◆ JOB
Please copy the lines of the items word for word, from the line containing "more-icon[interactable]: ⋯ —" through the line containing "chevron-up-icon: ˄ — [120, 155, 125, 165]", both included.

◆ DATA FOR THIS EXERCISE

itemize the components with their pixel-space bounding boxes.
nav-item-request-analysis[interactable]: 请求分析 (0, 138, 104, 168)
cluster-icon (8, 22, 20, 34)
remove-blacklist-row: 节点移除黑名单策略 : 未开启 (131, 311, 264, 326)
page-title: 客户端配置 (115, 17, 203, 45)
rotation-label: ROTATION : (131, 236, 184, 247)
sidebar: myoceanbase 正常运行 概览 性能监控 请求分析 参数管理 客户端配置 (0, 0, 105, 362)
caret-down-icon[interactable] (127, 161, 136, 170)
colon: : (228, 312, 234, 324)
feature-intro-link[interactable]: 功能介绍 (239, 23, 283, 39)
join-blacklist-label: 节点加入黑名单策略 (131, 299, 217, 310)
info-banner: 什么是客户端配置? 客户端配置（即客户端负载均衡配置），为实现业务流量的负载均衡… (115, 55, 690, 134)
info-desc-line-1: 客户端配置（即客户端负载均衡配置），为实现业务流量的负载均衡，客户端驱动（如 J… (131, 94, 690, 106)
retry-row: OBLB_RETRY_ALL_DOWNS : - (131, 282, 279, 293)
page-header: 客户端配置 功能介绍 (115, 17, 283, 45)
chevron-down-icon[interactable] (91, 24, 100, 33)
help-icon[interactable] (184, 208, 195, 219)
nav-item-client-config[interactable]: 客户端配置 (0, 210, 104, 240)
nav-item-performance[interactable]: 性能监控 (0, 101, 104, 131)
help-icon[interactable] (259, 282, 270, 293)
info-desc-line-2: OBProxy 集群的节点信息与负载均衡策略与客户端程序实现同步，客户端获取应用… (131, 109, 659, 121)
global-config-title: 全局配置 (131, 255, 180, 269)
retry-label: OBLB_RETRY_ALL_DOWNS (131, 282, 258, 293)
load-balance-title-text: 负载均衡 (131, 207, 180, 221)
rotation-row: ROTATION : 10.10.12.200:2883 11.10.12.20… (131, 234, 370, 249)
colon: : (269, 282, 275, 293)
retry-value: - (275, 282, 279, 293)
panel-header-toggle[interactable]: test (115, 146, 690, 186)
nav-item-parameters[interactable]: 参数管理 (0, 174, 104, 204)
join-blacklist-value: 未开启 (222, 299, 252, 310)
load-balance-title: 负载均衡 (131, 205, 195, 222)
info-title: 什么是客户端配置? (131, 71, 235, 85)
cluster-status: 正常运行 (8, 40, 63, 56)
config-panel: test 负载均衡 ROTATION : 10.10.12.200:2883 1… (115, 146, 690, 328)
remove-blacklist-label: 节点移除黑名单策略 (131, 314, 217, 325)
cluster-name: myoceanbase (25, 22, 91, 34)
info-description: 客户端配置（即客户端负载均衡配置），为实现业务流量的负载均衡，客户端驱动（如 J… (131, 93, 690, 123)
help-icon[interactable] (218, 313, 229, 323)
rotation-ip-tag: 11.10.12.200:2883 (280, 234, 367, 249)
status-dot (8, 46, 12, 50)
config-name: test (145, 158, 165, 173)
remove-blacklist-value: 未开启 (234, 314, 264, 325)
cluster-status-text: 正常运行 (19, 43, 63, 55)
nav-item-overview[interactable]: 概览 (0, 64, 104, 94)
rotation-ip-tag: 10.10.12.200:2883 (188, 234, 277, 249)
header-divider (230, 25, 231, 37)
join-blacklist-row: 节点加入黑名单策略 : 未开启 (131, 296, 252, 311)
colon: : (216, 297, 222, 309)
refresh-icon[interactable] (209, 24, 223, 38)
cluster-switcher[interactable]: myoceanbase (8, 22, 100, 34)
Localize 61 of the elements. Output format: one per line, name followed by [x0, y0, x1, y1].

* * *

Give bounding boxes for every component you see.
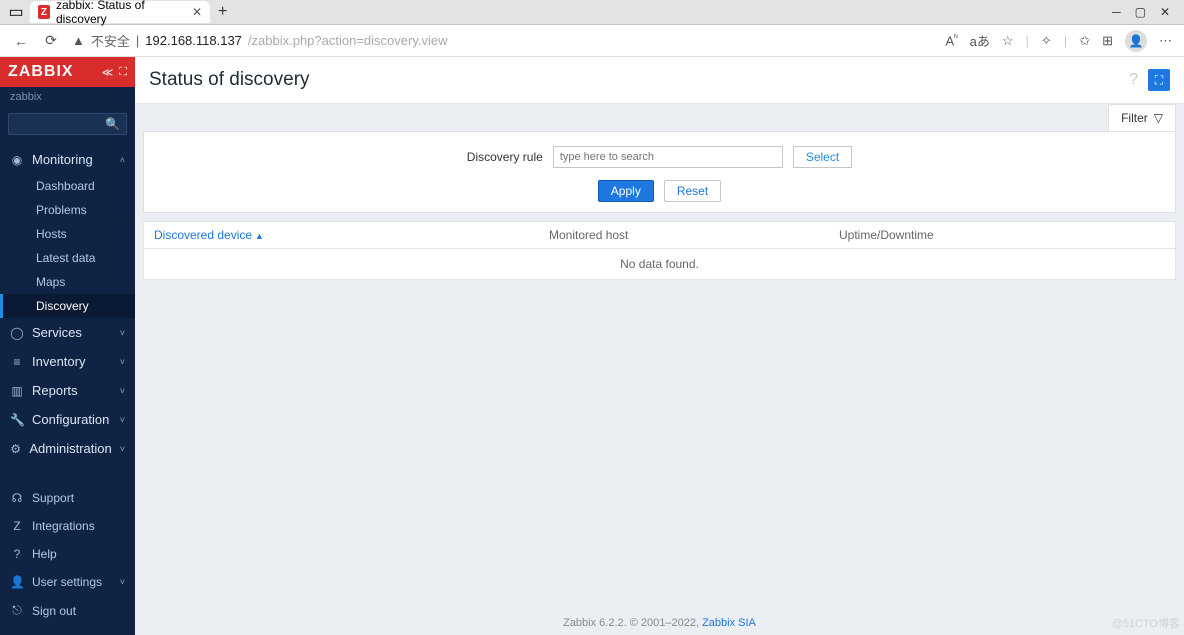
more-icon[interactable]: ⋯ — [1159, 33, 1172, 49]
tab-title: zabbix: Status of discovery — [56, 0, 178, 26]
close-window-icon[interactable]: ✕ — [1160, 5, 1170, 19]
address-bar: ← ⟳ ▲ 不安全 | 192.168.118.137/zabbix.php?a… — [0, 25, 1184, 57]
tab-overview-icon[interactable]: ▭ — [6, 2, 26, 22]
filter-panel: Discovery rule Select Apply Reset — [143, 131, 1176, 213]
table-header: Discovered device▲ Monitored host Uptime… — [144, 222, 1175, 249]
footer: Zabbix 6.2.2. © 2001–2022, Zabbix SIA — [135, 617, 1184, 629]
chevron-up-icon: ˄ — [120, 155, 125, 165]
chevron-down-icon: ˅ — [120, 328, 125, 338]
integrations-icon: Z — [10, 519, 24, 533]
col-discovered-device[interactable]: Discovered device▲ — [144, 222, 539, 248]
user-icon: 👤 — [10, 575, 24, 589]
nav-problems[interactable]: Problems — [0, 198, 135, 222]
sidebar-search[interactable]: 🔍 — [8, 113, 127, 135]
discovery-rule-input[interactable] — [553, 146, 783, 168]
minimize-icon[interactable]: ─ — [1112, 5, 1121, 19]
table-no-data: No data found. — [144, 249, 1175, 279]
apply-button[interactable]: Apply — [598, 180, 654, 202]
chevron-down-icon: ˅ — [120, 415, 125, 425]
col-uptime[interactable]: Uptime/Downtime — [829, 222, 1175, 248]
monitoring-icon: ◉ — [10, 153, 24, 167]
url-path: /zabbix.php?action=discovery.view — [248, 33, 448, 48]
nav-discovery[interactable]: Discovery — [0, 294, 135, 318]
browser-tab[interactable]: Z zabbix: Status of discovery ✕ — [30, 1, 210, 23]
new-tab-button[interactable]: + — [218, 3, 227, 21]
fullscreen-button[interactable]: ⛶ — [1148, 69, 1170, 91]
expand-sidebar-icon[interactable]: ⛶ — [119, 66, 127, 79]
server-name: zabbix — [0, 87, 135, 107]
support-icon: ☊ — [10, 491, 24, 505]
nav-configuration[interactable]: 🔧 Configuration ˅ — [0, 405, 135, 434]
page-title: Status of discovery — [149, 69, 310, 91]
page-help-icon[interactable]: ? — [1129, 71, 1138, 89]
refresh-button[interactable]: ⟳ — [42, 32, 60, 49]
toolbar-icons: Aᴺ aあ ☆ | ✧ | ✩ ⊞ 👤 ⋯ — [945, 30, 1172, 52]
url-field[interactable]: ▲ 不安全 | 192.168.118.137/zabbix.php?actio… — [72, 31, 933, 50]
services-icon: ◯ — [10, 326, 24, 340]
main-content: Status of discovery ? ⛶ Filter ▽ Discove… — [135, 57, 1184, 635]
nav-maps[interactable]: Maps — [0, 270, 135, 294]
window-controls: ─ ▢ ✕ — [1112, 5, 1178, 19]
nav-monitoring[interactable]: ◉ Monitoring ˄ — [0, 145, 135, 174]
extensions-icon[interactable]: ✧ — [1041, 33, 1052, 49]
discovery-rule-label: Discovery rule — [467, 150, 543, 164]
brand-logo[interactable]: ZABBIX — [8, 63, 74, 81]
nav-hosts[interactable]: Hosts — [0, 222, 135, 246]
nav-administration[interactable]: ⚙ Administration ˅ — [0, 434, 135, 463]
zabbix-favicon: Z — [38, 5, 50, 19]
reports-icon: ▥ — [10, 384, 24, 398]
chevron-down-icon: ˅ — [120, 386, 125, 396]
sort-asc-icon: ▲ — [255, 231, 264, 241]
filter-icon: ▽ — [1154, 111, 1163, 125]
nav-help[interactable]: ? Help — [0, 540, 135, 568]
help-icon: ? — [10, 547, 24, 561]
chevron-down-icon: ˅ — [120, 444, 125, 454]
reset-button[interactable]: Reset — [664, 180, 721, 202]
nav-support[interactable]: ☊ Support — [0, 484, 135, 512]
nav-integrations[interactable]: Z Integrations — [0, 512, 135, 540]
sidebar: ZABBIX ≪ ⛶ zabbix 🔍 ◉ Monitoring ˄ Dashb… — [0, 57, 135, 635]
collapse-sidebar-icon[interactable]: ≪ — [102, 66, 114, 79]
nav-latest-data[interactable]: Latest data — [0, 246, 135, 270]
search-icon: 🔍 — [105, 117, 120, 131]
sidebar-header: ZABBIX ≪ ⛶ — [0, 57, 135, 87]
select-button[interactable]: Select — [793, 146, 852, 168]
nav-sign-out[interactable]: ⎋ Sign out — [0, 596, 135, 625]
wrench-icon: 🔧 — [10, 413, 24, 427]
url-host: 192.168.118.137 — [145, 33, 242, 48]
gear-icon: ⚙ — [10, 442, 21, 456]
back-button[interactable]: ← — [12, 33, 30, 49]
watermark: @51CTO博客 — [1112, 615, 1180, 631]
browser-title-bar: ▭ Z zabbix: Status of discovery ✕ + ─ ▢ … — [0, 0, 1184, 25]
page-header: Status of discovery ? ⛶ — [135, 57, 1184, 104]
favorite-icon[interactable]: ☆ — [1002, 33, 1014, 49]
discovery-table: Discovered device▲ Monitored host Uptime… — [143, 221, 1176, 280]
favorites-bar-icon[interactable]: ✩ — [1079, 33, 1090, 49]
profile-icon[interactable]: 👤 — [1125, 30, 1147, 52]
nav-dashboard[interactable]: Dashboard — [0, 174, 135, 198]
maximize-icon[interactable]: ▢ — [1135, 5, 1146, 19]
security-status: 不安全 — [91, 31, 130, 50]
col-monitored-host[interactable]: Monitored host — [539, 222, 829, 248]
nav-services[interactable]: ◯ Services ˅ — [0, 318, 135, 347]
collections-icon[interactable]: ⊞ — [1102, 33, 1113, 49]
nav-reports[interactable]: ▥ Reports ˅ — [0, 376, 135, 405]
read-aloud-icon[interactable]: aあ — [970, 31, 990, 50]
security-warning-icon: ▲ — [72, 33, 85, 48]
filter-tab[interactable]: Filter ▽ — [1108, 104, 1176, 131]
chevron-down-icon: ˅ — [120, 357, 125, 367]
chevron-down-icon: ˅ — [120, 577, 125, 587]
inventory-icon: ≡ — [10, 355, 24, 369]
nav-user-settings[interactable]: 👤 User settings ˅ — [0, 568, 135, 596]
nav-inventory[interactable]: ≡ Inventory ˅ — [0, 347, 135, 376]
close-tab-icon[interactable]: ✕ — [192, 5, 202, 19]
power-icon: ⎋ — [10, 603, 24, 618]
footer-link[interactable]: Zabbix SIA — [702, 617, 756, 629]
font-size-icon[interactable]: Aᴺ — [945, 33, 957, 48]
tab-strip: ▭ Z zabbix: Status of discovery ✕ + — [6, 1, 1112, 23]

◆ FINAL RESULT
more-icon[interactable]: ⋯ — [1159, 33, 1172, 49]
tab-title: zabbix: Status of discovery — [56, 0, 178, 26]
close-window-icon[interactable]: ✕ — [1160, 5, 1170, 19]
address-bar: ← ⟳ ▲ 不安全 | 192.168.118.137/zabbix.php?a… — [0, 25, 1184, 57]
tab-overview-icon[interactable]: ▭ — [6, 2, 26, 22]
filter-panel: Discovery rule Select Apply Reset — [143, 131, 1176, 213]
table-header: Discovered device▲ Monitored host Uptime… — [144, 222, 1175, 249]
footer: Zabbix 6.2.2. © 2001–2022, Zabbix SIA — [135, 617, 1184, 629]
chevron-up-icon: ˄ — [120, 155, 125, 165]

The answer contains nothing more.